* WHAT YOU HAVE TO DO *
Revise the records by changing every "price-point" to "data-point", leaving everything else untouched.

* DATASET EXTRACT *
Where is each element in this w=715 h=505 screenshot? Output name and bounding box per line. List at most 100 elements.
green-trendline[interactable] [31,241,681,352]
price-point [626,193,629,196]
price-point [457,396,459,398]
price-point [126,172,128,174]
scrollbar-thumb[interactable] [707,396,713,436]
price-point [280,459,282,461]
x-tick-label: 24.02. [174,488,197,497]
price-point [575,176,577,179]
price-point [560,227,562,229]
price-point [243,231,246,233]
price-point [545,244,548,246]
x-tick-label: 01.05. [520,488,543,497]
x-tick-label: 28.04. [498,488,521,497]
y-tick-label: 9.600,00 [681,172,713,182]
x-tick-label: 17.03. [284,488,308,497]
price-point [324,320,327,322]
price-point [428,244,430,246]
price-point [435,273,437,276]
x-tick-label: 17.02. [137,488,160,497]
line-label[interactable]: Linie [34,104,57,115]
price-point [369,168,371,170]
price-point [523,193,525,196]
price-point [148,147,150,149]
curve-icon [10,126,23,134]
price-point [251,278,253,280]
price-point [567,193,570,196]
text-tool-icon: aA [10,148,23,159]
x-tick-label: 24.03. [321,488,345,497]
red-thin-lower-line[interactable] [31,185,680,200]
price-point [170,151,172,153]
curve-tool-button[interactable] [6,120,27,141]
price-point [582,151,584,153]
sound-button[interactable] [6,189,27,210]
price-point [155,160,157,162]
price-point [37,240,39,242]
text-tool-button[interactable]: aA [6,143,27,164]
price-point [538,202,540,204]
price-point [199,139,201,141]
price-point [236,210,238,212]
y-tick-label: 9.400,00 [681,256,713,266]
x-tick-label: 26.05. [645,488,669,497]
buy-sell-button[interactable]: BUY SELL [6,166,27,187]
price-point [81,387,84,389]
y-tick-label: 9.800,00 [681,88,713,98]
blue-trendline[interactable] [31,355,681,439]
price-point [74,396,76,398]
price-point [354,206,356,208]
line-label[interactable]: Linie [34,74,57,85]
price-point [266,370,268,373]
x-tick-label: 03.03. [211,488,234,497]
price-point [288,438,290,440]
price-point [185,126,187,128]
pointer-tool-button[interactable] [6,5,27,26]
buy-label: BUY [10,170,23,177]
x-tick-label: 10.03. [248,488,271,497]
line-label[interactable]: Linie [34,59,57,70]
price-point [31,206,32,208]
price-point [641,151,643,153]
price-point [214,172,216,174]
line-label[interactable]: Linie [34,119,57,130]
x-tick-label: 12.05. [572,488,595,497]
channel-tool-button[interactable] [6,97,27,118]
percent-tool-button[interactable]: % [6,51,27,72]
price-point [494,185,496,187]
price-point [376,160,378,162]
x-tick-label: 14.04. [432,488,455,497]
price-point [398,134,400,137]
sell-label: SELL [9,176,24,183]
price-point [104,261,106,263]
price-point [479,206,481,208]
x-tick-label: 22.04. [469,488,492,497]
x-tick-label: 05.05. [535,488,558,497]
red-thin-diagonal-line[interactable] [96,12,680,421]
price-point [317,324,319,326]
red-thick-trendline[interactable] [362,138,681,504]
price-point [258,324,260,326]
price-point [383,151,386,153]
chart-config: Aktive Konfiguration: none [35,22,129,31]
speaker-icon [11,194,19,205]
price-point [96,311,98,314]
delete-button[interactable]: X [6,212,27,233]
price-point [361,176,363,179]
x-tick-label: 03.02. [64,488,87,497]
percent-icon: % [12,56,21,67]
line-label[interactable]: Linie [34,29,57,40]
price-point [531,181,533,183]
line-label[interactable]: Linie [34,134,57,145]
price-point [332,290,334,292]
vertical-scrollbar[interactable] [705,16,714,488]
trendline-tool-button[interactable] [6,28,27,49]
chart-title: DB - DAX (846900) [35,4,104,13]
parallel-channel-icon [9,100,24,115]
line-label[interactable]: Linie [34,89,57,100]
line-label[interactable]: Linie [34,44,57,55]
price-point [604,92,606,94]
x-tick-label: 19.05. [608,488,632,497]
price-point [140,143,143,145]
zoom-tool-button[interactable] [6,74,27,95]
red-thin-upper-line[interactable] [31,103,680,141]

* REPLY *
Where is each element in this w=715 h=505 screenshot? Output name and bounding box per line. List at most 100 elements.
green-trendline[interactable] [31,241,681,352]
data-point [626,193,629,196]
data-point [457,396,459,398]
data-point [126,172,128,174]
scrollbar-thumb[interactable] [707,396,713,436]
data-point [280,459,282,461]
x-tick-label: 24.02. [174,488,197,497]
data-point [575,176,577,179]
data-point [560,227,562,229]
data-point [243,231,246,233]
data-point [545,244,548,246]
x-tick-label: 01.05. [520,488,543,497]
x-tick-label: 28.04. [498,488,521,497]
y-tick-label: 9.600,00 [681,172,713,182]
x-tick-label: 17.03. [284,488,308,497]
data-point [324,320,327,322]
data-point [428,244,430,246]
data-point [435,273,437,276]
x-tick-label: 17.02. [137,488,160,497]
line-label[interactable]: Linie [34,104,57,115]
data-point [369,168,371,170]
data-point [523,193,525,196]
data-point [148,147,150,149]
curve-icon [10,126,23,134]
data-point [251,278,253,280]
data-point [567,193,570,196]
text-tool-icon: aA [10,148,23,159]
x-tick-label: 24.03. [321,488,345,497]
red-thin-lower-line[interactable] [31,185,680,200]
data-point [170,151,172,153]
curve-tool-button[interactable] [6,120,27,141]
data-point [582,151,584,153]
sound-button[interactable] [6,189,27,210]
data-point [155,160,157,162]
data-point [37,240,39,242]
text-tool-button[interactable]: aA [6,143,27,164]
data-point [538,202,540,204]
data-point [199,139,201,141]
data-point [236,210,238,212]
y-tick-label: 9.400,00 [681,256,713,266]
x-tick-label: 26.05. [645,488,669,497]
buy-sell-button[interactable]: BUY SELL [6,166,27,187]
data-point [81,387,84,389]
y-tick-label: 9.800,00 [681,88,713,98]
blue-trendline[interactable] [31,355,681,439]
data-point [74,396,76,398]
data-point [354,206,356,208]
line-label[interactable]: Linie [34,74,57,85]
data-point [266,370,268,373]
x-tick-label: 03.03. [211,488,234,497]
data-point [288,438,290,440]
data-point [185,126,187,128]
pointer-tool-button[interactable] [6,5,27,26]
buy-label: BUY [10,170,23,177]
x-tick-label: 10.03. [248,488,271,497]
line-label[interactable]: Linie [34,59,57,70]
data-point [31,206,32,208]
data-point [641,151,643,153]
data-point [214,172,216,174]
line-label[interactable]: Linie [34,119,57,130]
x-tick-label: 12.05. [572,488,595,497]
channel-tool-button[interactable] [6,97,27,118]
percent-tool-button[interactable]: % [6,51,27,72]
data-point [494,185,496,187]
data-point [376,160,378,162]
x-tick-label: 14.04. [432,488,455,497]
data-point [398,134,400,137]
sell-label: SELL [9,176,24,183]
data-point [104,261,106,263]
data-point [479,206,481,208]
x-tick-label: 22.04. [469,488,492,497]
x-tick-label: 05.05. [535,488,558,497]
red-thin-diagonal-line[interactable] [96,12,680,421]
data-point [317,324,319,326]
red-thick-trendline[interactable] [362,138,681,504]
data-point [258,324,260,326]
data-point [383,151,386,153]
chart-config: Aktive Konfiguration: none [35,22,129,31]
speaker-icon [11,194,19,205]
data-point [96,311,98,314]
delete-button[interactable]: X [6,212,27,233]
data-point [361,176,363,179]
x-tick-label: 03.02. [64,488,87,497]
percent-icon: % [12,56,21,67]
line-label[interactable]: Linie [34,29,57,40]
data-point [531,181,533,183]
line-label[interactable]: Linie [34,134,57,145]
data-point [332,290,334,292]
vertical-scrollbar[interactable] [705,16,714,488]
trendline-tool-button[interactable] [6,28,27,49]
chart-title: DB - DAX (846900) [35,4,104,13]
parallel-channel-icon [9,100,24,115]
line-label[interactable]: Linie [34,89,57,100]
line-label[interactable]: Linie [34,44,57,55]
data-point [604,92,606,94]
x-tick-label: 19.05. [608,488,632,497]
data-point [140,143,143,145]
zoom-tool-button[interactable] [6,74,27,95]
red-thin-upper-line[interactable] [31,103,680,141]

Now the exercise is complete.